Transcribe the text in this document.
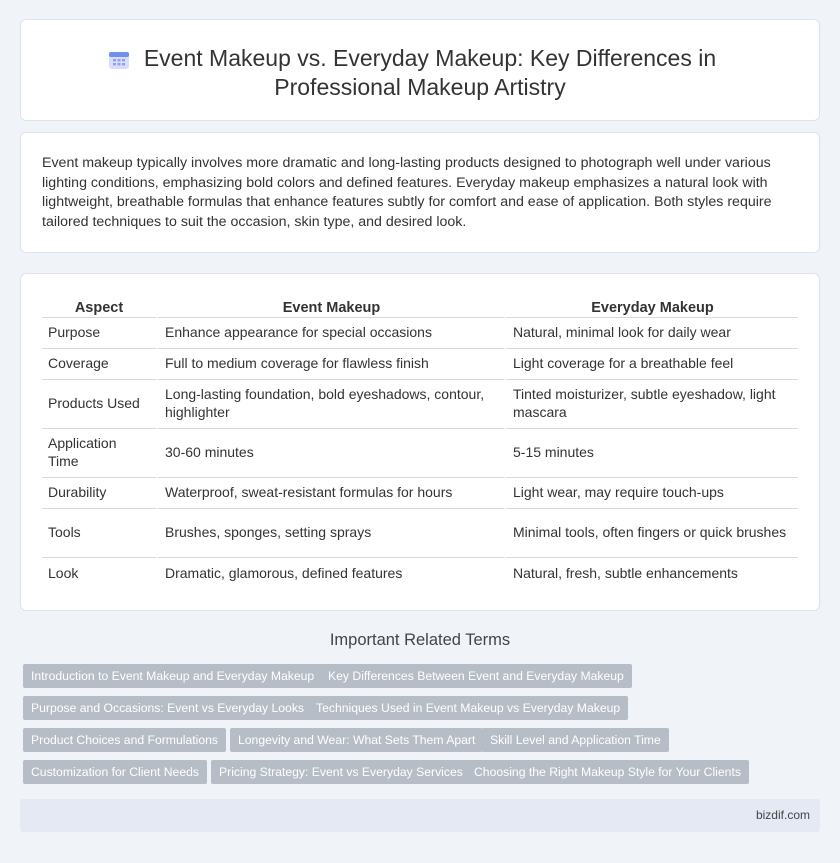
Event Makeup vs. Everyday Makeup: Key Differences in
Professional Makeup Artistry

Event makeup typically involves more dramatic and long-lasting products designed to photograph well under various lighting conditions, emphasizing bold colors and defined features. Everyday makeup emphasizes a natural look with lightweight, breathable formulas that enhance features subtly for comfort and ease of application. Both styles require tailored techniques to suit the occasion, skin type, and desired look.

Aspect	Event Makeup	Everyday Makeup
Purpose	Enhance appearance for special occasions	Natural, minimal look for daily wear
Coverage	Full to medium coverage for flawless finish	Light coverage for a breathable feel
Products Used	Long-lasting foundation, bold eyeshadows, contour, highlighter	Tinted moisturizer, subtle eyeshadow, light mascara
Application Time	30-60 minutes	5-15 minutes
Durability	Waterproof, sweat-resistant formulas for hours	Light wear, may require touch-ups
Tools	Brushes, sponges, setting sprays	Minimal tools, often fingers or quick brushes
Look	Dramatic, glamorous, defined features	Natural, fresh, subtle enhancements
Important Related Terms
Introduction to Event Makeup and Everyday Makeup	Key Differences Between Event and Everyday Makeup
Purpose and Occasions: Event vs Everyday Looks Techniques Used in Event Makeup vs Everyday Makeup
Product Choices and Formulations	Longevity and Wear: What Sets Them Apart	Skill Level and Application Time
Customization for Client Needs	Pricing Strategy: Event vs Everyday Services Choosing the Right Makeup Style for Your Clients
bizdif.com
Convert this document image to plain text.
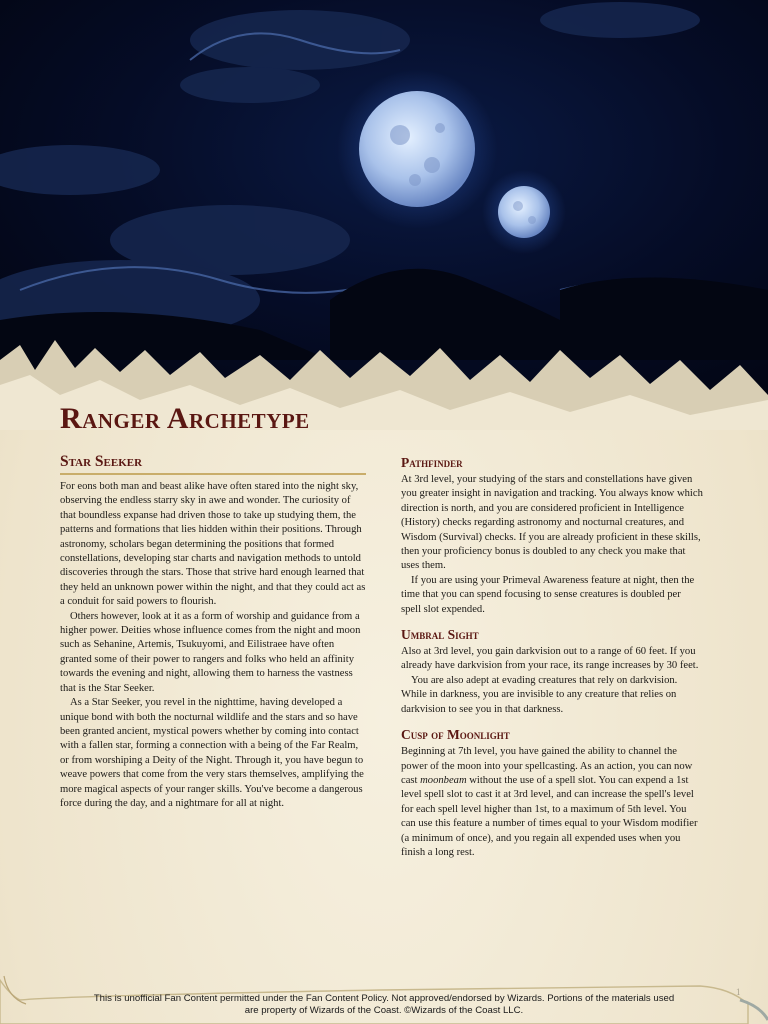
Ranger Archetype
Star Seeker

For eons both man and beast alike have often stared into the night sky, observing the endless starry sky in awe and wonder. The curiosity of that boundless expanse had driven those to take up studying them, the patterns and formations that lies hidden within their positions. Through astronomy, scholars began determining the positions that formed constellations, developing star charts and navigation methods to untold discoveries through the stars. Those that strive hard enough learned that they held an unknown power within the night, and that they could act as a conduit for said powers to flourish.

Others however, look at it as a form of worship and guidance from a higher power. Deities whose influence comes from the night and moon such as Sehanine, Artemis, Tsukuyomi, and Eilistraee have often granted some of their power to rangers and folks who held an affinity towards the evening and night, allowing them to harness the vastness that is the Star Seeker.

As a Star Seeker, you revel in the nighttime, having developed a unique bond with both the nocturnal wildlife and the stars and so have been granted ancient, mystical powers whether by coming into contact with a fallen star, forming a connection with a being of the Far Realm, or from worshiping a Deity of the Night. Through it, you have begun to weave powers that come from the very stars themselves, amplifying the more magical aspects of your ranger skills. You've become a dangerous force during the day, and a nightmare for all at night.

Pathfinder

At 3rd level, your studying of the stars and constellations have given you greater insight in navigation and tracking. You always know which direction is north, and you are considered proficient in Intelligence (History) checks regarding astronomy and nocturnal creatures, and Wisdom (Survival) checks. If you are already proficient in these skills, then your proficiency bonus is doubled to any check you make that uses them.

If you are using your Primeval Awareness feature at night, then the time that you can spend focusing to sense creatures is doubled per spell slot expended.

Umbral Sight

Also at 3rd level, you gain darkvision out to a range of 60 feet. If you already have darkvision from your race, its range increases by 30 feet.

You are also adept at evading creatures that rely on darkvision. While in darkness, you are invisible to any creature that relies on darkvision to see you in that darkness.

Cusp of Moonlight

Beginning at 7th level, you have gained the ability to channel the power of the moon into your spellcasting. As an action, you can now cast moonbeam without the use of a spell slot. You can expend a 1st level spell slot to cast it at 3rd level, and can increase the spell's level for each spell level higher than 1st, to a maximum of 5th level. You can use this feature a number of times equal to your Wisdom modifier (a minimum of once), and you regain all expended uses when you finish a long rest.

This is unofficial Fan Content permitted under the Fan Content Policy. Not approved/endorsed by Wizards. Portions of the materials used
are property of Wizards of the Coast. ©Wizards of the Coast LLC.
1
##########
Each line of the data should be quoted exactly, with pictures left out.

- FINISHED ANSWER:
Transcribe the text in this document.
Event Makeup vs. Everyday Makeup: Key Differences in
Professional Makeup Artistry

Event makeup typically involves more dramatic and long-lasting products designed to photograph well under various lighting conditions, emphasizing bold colors and defined features. Everyday makeup emphasizes a natural look with lightweight, breathable formulas that enhance features subtly for comfort and ease of application. Both styles require tailored techniques to suit the occasion, skin type, and desired look.

Aspect	Event Makeup	Everyday Makeup
Purpose	Enhance appearance for special occasions	Natural, minimal look for daily wear
Coverage	Full to medium coverage for flawless finish	Light coverage for a breathable feel
Products Used	Long-lasting foundation, bold eyeshadows, contour, highlighter	Tinted moisturizer, subtle eyeshadow, light mascara
Application Time	30-60 minutes	5-15 minutes
Durability	Waterproof, sweat-resistant formulas for hours	Light wear, may require touch-ups
Tools	Brushes, sponges, setting sprays	Minimal tools, often fingers or quick brushes
Look	Dramatic, glamorous, defined features	Natural, fresh, subtle enhancements
Important Related Terms
Introduction to Event Makeup and Everyday Makeup	Key Differences Between Event and Everyday Makeup
Purpose and Occasions: Event vs Everyday Looks Techniques Used in Event Makeup vs Everyday Makeup
Product Choices and Formulations	Longevity and Wear: What Sets Them Apart	Skill Level and Application Time
Customization for Client Needs	Pricing Strategy: Event vs Everyday Services Choosing the Right Makeup Style for Your Clients
bizdif.com
Convert this document image to plain text.
Ranger Archetype
Star Seeker

For eons both man and beast alike have often stared into the night sky, observing the endless starry sky in awe and wonder. The curiosity of that boundless expanse had driven those to take up studying them, the patterns and formations that lies hidden within their positions. Through astronomy, scholars began determining the positions that formed constellations, developing star charts and navigation methods to untold discoveries through the stars. Those that strive hard enough learned that they held an unknown power within the night, and that they could act as a conduit for said powers to flourish.

Others however, look at it as a form of worship and guidance from a higher power. Deities whose influence comes from the night and moon such as Sehanine, Artemis, Tsukuyomi, and Eilistraee have often granted some of their power to rangers and folks who held an affinity towards the evening and night, allowing them to harness the vastness that is the Star Seeker.

As a Star Seeker, you revel in the nighttime, having developed a unique bond with both the nocturnal wildlife and the stars and so have been granted ancient, mystical powers whether by coming into contact with a fallen star, forming a connection with a being of the Far Realm, or from worshiping a Deity of the Night. Through it, you have begun to weave powers that come from the very stars themselves, amplifying the more magical aspects of your ranger skills. You've become a dangerous force during the day, and a nightmare for all at night.

Pathfinder

At 3rd level, your studying of the stars and constellations have given you greater insight in navigation and tracking. You always know which direction is north, and you are considered proficient in Intelligence (History) checks regarding astronomy and nocturnal creatures, and Wisdom (Survival) checks. If you are already proficient in these skills, then your proficiency bonus is doubled to any check you make that uses them.

If you are using your Primeval Awareness feature at night, then the time that you can spend focusing to sense creatures is doubled per spell slot expended.

Umbral Sight

Also at 3rd level, you gain darkvision out to a range of 60 feet. If you already have darkvision from your race, its range increases by 30 feet.

You are also adept at evading creatures that rely on darkvision. While in darkness, you are invisible to any creature that relies on darkvision to see you in that darkness.

Cusp of Moonlight

Beginning at 7th level, you have gained the ability to channel the power of the moon into your spellcasting. As an action, you can now cast moonbeam without the use of a spell slot. You can expend a 1st level spell slot to cast it at 3rd level, and can increase the spell's level for each spell level higher than 1st, to a maximum of 5th level. You can use this feature a number of times equal to your Wisdom modifier (a minimum of once), and you regain all expended uses when you finish a long rest.

This is unofficial Fan Content permitted under the Fan Content Policy. Not approved/endorsed by Wizards. Portions of the materials used
are property of Wizards of the Coast. ©Wizards of the Coast LLC.
1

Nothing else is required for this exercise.